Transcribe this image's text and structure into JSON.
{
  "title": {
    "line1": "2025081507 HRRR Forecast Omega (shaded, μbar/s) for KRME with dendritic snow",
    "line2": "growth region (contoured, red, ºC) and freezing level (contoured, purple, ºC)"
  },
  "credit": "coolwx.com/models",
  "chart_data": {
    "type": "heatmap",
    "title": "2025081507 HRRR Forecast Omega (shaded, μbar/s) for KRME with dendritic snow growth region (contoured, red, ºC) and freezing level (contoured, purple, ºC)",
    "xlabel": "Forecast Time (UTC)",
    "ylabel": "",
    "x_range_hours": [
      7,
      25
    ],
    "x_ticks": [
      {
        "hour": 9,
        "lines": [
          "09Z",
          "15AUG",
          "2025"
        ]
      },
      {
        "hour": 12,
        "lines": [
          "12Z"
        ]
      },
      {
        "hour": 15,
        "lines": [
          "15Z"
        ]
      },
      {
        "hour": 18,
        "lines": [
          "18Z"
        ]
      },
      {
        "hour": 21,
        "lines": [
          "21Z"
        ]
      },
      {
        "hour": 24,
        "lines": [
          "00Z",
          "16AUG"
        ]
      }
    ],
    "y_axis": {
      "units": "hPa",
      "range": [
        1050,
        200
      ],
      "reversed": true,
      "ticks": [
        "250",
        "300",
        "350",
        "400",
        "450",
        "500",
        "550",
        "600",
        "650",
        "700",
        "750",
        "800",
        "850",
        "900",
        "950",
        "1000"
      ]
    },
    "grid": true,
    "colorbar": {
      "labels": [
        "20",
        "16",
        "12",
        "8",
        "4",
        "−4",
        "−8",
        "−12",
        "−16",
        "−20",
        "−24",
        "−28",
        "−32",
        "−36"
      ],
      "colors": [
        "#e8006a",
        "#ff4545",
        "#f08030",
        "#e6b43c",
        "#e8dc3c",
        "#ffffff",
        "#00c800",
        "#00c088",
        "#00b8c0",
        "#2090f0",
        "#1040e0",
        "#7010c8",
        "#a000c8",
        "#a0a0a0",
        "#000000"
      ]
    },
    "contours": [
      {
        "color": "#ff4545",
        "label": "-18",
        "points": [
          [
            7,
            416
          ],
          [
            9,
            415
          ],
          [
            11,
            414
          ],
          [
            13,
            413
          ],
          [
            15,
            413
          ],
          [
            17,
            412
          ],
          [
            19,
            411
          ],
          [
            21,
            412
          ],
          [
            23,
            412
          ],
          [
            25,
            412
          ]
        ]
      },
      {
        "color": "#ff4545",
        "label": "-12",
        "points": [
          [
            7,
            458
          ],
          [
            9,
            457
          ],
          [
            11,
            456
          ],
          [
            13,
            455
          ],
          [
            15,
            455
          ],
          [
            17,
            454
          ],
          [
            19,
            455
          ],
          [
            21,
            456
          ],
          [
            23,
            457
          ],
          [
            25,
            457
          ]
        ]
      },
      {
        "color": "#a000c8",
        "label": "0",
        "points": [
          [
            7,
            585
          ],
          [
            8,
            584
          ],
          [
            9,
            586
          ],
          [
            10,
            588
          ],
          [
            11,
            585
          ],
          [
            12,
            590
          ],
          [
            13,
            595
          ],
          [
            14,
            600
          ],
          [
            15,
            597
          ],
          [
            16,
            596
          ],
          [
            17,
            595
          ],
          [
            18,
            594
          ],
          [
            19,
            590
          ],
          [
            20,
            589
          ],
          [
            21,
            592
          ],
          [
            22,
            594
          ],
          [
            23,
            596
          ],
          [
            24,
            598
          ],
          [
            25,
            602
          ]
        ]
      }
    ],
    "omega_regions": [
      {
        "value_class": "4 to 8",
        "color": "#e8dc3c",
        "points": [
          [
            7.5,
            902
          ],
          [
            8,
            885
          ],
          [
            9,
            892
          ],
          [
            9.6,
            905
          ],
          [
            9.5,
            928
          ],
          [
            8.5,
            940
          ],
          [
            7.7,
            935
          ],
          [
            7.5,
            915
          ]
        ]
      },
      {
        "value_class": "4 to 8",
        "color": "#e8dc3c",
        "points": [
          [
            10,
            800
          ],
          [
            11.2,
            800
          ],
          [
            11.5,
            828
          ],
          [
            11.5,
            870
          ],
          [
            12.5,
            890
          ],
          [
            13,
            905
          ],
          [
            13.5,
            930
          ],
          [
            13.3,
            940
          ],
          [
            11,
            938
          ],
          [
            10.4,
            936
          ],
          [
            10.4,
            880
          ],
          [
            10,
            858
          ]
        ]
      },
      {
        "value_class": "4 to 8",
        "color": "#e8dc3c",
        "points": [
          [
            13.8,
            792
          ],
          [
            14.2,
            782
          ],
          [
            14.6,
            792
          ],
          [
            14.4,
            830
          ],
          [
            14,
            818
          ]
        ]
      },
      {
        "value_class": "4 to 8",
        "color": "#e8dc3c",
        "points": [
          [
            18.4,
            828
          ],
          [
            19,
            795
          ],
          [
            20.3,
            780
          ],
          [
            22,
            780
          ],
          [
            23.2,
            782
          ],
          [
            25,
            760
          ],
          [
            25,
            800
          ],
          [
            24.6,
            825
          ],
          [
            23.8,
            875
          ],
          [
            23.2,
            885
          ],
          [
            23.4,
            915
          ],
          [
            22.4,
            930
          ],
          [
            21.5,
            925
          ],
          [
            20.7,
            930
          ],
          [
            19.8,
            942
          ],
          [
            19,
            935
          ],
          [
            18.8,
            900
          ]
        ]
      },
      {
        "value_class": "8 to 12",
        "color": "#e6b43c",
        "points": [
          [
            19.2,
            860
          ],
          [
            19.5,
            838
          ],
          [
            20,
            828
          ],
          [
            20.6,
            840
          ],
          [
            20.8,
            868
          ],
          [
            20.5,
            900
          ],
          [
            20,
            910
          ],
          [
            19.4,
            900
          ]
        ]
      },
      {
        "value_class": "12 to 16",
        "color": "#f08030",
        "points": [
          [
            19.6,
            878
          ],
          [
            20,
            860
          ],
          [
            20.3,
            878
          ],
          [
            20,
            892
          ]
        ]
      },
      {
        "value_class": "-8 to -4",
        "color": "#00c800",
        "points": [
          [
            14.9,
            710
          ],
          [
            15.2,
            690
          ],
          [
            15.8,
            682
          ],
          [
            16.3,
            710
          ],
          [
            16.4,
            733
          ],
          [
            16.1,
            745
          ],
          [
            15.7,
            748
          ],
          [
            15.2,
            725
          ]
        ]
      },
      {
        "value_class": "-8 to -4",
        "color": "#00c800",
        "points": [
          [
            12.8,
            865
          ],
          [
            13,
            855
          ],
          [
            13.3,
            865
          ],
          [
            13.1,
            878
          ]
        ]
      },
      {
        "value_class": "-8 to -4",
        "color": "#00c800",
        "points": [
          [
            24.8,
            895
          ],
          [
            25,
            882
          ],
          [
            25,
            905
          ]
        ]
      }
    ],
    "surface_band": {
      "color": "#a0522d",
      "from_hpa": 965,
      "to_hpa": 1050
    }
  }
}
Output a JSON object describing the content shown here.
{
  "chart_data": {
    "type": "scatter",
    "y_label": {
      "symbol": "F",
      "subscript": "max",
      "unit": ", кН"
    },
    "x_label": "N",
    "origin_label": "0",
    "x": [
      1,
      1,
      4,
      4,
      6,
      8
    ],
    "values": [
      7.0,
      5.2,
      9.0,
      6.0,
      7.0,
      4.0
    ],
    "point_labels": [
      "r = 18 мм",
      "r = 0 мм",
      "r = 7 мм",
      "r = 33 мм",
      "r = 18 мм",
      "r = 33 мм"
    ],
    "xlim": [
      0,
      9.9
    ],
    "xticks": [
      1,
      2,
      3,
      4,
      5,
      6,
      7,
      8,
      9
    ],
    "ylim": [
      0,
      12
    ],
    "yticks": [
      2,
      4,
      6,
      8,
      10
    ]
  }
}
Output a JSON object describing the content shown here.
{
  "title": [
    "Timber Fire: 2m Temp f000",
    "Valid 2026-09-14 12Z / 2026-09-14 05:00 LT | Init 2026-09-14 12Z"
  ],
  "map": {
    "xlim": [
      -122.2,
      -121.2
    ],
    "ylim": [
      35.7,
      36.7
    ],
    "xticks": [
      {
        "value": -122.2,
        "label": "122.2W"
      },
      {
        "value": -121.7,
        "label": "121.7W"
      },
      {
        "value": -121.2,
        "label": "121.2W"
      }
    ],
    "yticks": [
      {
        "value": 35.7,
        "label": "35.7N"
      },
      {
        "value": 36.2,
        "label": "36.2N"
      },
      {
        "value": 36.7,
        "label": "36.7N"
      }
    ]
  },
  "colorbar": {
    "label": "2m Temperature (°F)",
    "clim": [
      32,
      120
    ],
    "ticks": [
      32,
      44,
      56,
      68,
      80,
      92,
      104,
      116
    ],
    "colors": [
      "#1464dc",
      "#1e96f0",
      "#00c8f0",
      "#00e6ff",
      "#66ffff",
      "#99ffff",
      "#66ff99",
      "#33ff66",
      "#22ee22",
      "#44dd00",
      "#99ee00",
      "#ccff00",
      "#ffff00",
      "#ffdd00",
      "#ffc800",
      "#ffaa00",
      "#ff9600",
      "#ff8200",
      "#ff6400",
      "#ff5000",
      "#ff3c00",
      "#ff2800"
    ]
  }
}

==============================

- [REQUIREMENTS]:
Your answer should be a single number: how many lines of the material contain the word "dendritic".

- [FULL ANSWER]:
2